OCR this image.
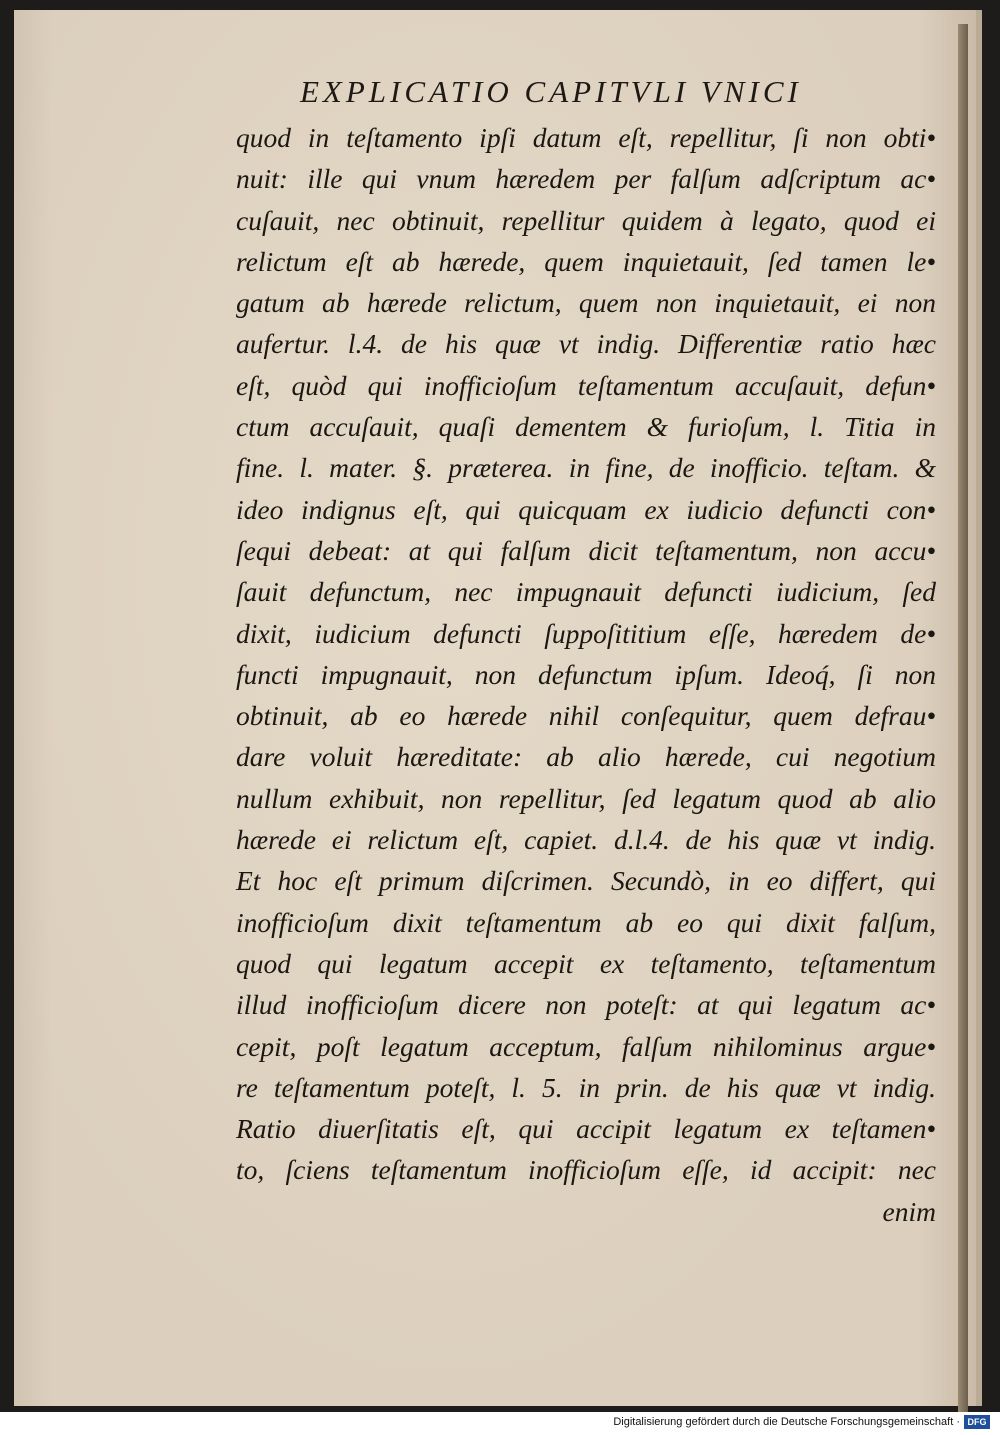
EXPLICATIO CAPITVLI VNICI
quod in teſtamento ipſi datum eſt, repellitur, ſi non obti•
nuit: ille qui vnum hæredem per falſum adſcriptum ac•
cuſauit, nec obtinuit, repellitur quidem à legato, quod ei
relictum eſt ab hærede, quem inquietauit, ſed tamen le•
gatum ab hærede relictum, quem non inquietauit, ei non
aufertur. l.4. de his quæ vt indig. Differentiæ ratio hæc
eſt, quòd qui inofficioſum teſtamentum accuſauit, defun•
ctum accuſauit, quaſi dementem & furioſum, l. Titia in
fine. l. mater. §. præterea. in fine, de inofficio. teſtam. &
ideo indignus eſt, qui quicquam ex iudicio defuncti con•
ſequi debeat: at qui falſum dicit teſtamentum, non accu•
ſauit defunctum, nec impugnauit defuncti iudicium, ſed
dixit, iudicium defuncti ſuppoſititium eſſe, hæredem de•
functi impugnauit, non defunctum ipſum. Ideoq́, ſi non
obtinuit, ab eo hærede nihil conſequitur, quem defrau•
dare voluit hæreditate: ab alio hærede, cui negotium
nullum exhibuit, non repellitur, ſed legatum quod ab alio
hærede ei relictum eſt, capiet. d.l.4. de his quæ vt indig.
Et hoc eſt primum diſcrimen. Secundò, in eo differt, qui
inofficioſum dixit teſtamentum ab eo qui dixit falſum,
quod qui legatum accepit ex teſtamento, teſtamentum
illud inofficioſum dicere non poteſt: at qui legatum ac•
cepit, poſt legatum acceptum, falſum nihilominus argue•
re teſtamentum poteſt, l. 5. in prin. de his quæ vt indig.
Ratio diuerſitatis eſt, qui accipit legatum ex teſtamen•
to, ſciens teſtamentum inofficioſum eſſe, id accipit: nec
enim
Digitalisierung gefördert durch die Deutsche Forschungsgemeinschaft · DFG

○ ○ ○ ○ ○

Instruction :: Using the data above, write out every line exactly, leaving the images behind.

Response to the task ::
OCR this image.
EXPLICATIO CAPITVLI VNICI
quod in teſtamento ipſi datum eſt, repellitur, ſi non obti•
nuit: ille qui vnum hæredem per falſum adſcriptum ac•
cuſauit, nec obtinuit, repellitur quidem à legato, quod ei
relictum eſt ab hærede, quem inquietauit, ſed tamen le•
gatum ab hærede relictum, quem non inquietauit, ei non
aufertur. l.4. de his quæ vt indig. Differentiæ ratio hæc
eſt, quòd qui inofficioſum teſtamentum accuſauit, defun•
ctum accuſauit, quaſi dementem & furioſum, l. Titia in
fine. l. mater. §. præterea. in fine, de inofficio. teſtam. &
ideo indignus eſt, qui quicquam ex iudicio defuncti con•
ſequi debeat: at qui falſum dicit teſtamentum, non accu•
ſauit defunctum, nec impugnauit defuncti iudicium, ſed
dixit, iudicium defuncti ſuppoſititium eſſe, hæredem de•
functi impugnauit, non defunctum ipſum. Ideoq́, ſi non
obtinuit, ab eo hærede nihil conſequitur, quem defrau•
dare voluit hæreditate: ab alio hærede, cui negotium
nullum exhibuit, non repellitur, ſed legatum quod ab alio
hærede ei relictum eſt, capiet. d.l.4. de his quæ vt indig.
Et hoc eſt primum diſcrimen. Secundò, in eo differt, qui
inofficioſum dixit teſtamentum ab eo qui dixit falſum,
quod qui legatum accepit ex teſtamento, teſtamentum
illud inofficioſum dicere non poteſt: at qui legatum ac•
cepit, poſt legatum acceptum, falſum nihilominus argue•
re teſtamentum poteſt, l. 5. in prin. de his quæ vt indig.
Ratio diuerſitatis eſt, qui accipit legatum ex teſtamen•
to, ſciens teſtamentum inofficioſum eſſe, id accipit: nec
enim
Digitalisierung gefördert durch die Deutsche Forschungsgemeinschaft · DFG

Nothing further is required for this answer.